[PROVIDED MATERIAL start]
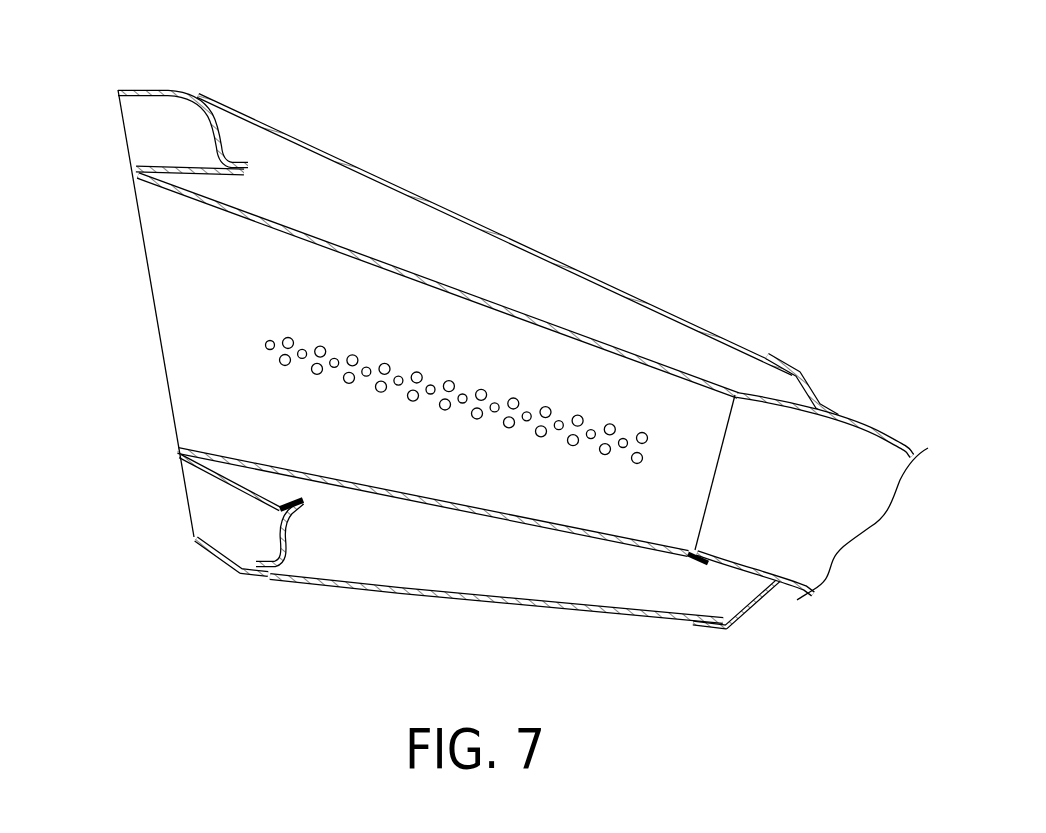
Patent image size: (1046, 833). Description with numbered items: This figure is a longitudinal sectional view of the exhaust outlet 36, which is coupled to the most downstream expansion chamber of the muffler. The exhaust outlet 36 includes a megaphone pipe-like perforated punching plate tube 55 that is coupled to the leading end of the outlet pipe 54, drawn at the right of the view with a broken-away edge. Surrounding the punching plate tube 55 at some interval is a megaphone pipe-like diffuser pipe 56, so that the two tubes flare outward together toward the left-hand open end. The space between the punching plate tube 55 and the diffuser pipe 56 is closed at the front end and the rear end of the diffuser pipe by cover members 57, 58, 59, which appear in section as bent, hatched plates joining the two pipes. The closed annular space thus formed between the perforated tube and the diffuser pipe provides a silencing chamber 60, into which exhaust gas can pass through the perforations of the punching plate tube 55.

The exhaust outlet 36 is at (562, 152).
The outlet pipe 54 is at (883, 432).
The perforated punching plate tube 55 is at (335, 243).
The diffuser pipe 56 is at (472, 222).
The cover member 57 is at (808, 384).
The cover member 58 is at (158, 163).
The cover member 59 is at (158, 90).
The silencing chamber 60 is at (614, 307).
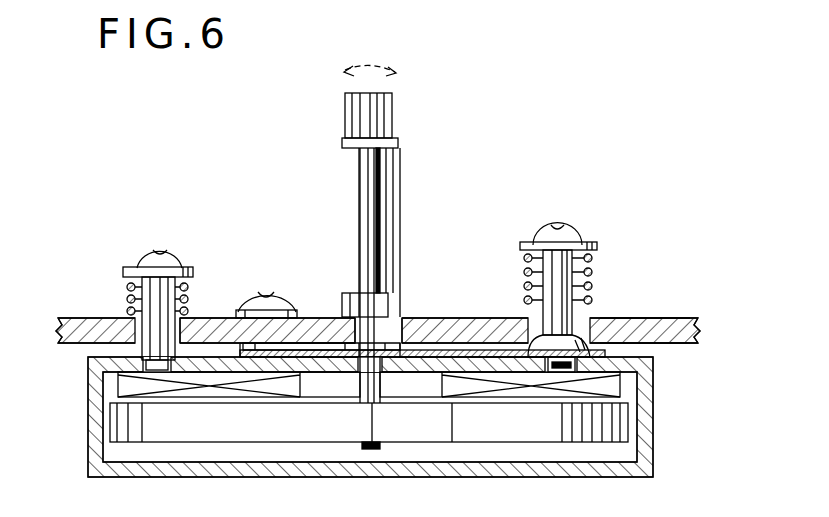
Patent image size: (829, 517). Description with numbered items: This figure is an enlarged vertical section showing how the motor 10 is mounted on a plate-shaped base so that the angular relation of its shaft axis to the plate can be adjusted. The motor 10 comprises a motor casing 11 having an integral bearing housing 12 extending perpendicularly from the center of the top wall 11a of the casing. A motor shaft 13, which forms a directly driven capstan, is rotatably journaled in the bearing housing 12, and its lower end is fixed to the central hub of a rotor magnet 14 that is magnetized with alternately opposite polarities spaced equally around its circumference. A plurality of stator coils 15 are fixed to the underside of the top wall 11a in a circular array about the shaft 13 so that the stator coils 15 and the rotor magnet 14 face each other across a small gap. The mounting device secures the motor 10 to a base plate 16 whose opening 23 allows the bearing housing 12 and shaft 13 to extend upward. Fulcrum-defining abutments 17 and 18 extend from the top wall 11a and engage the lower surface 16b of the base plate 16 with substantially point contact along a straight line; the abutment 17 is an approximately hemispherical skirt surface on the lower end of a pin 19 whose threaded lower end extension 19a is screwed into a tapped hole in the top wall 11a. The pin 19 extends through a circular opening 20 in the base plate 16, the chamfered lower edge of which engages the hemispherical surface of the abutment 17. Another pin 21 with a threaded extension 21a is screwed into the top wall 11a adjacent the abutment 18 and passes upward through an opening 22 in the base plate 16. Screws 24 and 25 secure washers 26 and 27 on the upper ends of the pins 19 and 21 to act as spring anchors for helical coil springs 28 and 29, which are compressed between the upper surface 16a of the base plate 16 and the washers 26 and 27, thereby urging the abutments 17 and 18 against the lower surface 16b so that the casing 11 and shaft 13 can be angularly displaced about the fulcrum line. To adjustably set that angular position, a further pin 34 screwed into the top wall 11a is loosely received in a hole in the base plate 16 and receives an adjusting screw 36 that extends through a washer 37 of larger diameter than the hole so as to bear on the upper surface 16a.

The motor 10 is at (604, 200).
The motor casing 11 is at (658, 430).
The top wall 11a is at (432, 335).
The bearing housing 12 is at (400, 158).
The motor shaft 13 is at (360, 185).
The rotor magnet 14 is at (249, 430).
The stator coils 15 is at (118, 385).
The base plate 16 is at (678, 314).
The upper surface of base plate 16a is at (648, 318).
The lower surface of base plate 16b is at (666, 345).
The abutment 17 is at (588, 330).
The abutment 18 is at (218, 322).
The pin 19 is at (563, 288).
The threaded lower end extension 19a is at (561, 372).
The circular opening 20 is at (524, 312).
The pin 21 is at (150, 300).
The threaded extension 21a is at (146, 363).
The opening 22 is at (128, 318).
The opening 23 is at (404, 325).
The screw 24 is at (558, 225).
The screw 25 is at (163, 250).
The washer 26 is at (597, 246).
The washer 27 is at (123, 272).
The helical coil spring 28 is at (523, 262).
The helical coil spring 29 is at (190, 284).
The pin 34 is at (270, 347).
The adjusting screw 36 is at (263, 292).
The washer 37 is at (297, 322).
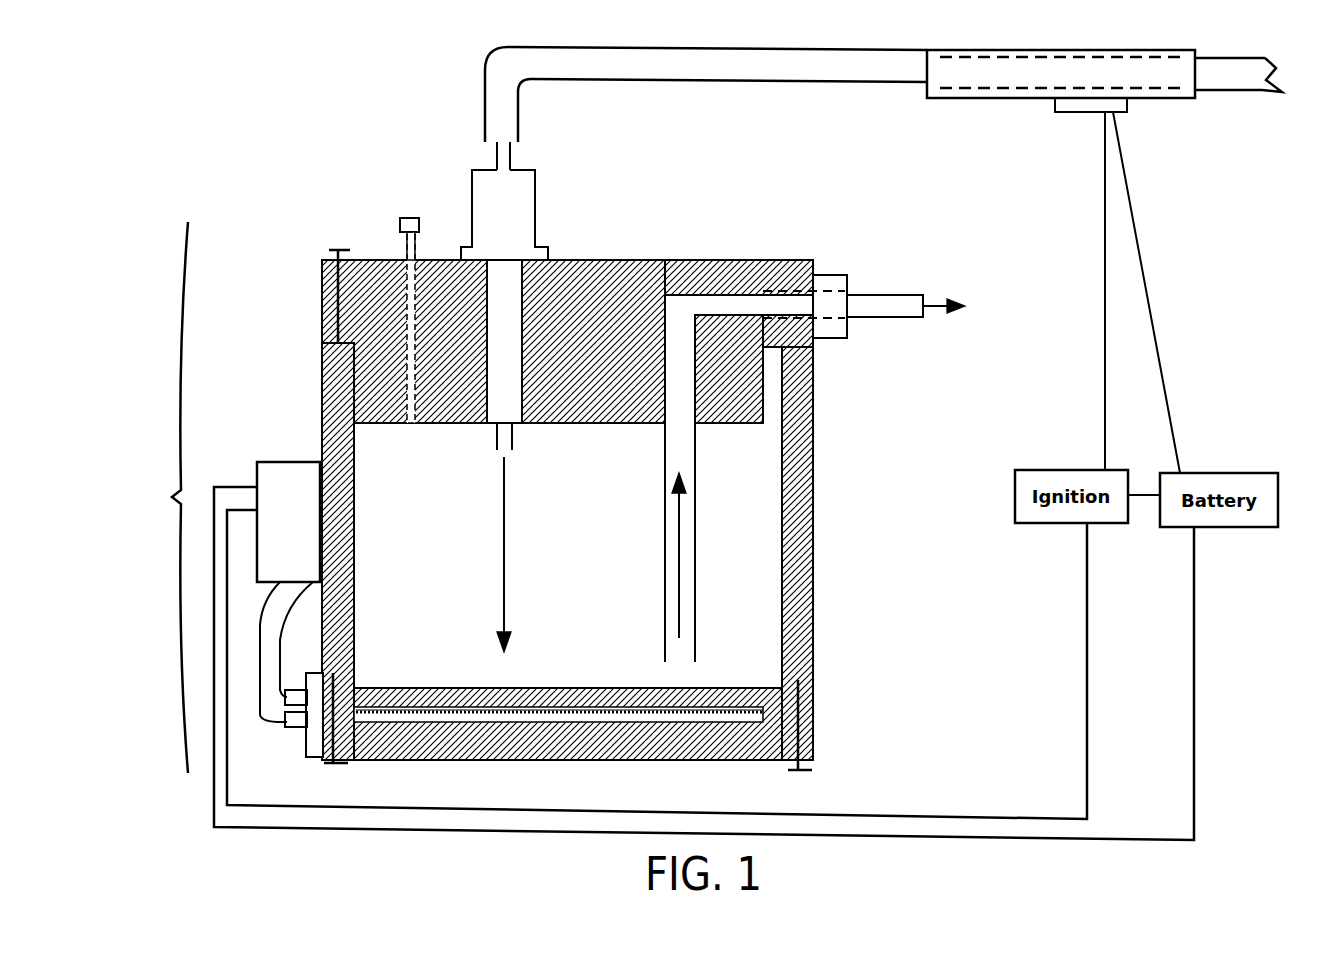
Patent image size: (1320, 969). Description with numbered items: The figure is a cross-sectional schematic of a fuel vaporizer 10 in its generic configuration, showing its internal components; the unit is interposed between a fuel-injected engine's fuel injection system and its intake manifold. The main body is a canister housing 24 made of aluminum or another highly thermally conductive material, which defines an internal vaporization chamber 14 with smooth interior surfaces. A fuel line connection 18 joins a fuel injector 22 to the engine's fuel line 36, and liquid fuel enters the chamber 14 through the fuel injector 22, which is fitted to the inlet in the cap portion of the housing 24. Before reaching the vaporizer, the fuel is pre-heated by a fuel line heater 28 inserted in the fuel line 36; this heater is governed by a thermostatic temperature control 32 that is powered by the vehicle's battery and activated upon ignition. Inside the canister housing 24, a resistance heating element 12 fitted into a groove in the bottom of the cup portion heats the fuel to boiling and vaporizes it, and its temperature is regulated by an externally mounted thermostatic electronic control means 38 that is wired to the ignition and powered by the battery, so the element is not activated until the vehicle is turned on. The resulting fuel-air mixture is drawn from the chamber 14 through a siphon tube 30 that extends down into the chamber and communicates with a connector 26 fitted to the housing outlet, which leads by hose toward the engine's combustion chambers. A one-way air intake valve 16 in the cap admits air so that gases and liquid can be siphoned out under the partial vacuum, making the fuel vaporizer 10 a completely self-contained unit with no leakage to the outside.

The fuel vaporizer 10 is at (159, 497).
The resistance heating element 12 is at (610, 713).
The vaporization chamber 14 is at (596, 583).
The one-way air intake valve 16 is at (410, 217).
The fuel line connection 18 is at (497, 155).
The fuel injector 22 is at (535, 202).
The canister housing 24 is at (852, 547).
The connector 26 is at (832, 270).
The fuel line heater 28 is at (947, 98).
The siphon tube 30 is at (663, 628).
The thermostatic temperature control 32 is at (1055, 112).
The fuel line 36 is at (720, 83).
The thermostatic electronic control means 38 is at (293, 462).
[PROVIDED MATERIAL end]
### SHORT EXERCISE
Rewrite the material from the line with "Patent image size: (1320, 969)." to the line with "The fuel injector 22 is at (535, 202).", putting "diagram" in place of "schematic" and leaving everything else unchanged.

### TASK RESPONSE
Patent image size: (1320, 969). Description with numbered items: The figure is a cross-sectional diagram of a fuel vaporizer 10 in its generic configuration, showing its internal components; the unit is interposed between a fuel-injected engine's fuel injection system and its intake manifold. The main body is a canister housing 24 made of aluminum or another highly thermally conductive material, which defines an internal vaporization chamber 14 with smooth interior surfaces. A fuel line connection 18 joins a fuel injector 22 to the engine's fuel line 36, and liquid fuel enters the chamber 14 through the fuel injector 22, which is fitted to the inlet in the cap portion of the housing 24. Before reaching the vaporizer, the fuel is pre-heated by a fuel line heater 28 inserted in the fuel line 36; this heater is governed by a thermostatic temperature control 32 that is powered by the vehicle's battery and activated upon ignition. Inside the canister housing 24, a resistance heating element 12 fitted into a groove in the bottom of the cup portion heats the fuel to boiling and vaporizes it, and its temperature is regulated by an externally mounted thermostatic electronic control means 38 that is wired to the ignition and powered by the battery, so the element is not activated until the vehicle is turned on. The resulting fuel-air mixture is drawn from the chamber 14 through a siphon tube 30 that extends down into the chamber and communicates with a connector 26 fitted to the housing outlet, which leads by hose toward the engine's combustion chambers. A one-way air intake valve 16 in the cap admits air so that gases and liquid can be siphoned out under the partial vacuum, making the fuel vaporizer 10 a completely self-contained unit with no leakage to the outside.

The fuel vaporizer 10 is at (159, 497).
The resistance heating element 12 is at (610, 713).
The vaporization chamber 14 is at (596, 583).
The one-way air intake valve 16 is at (410, 217).
The fuel line connection 18 is at (497, 155).
The fuel injector 22 is at (535, 202).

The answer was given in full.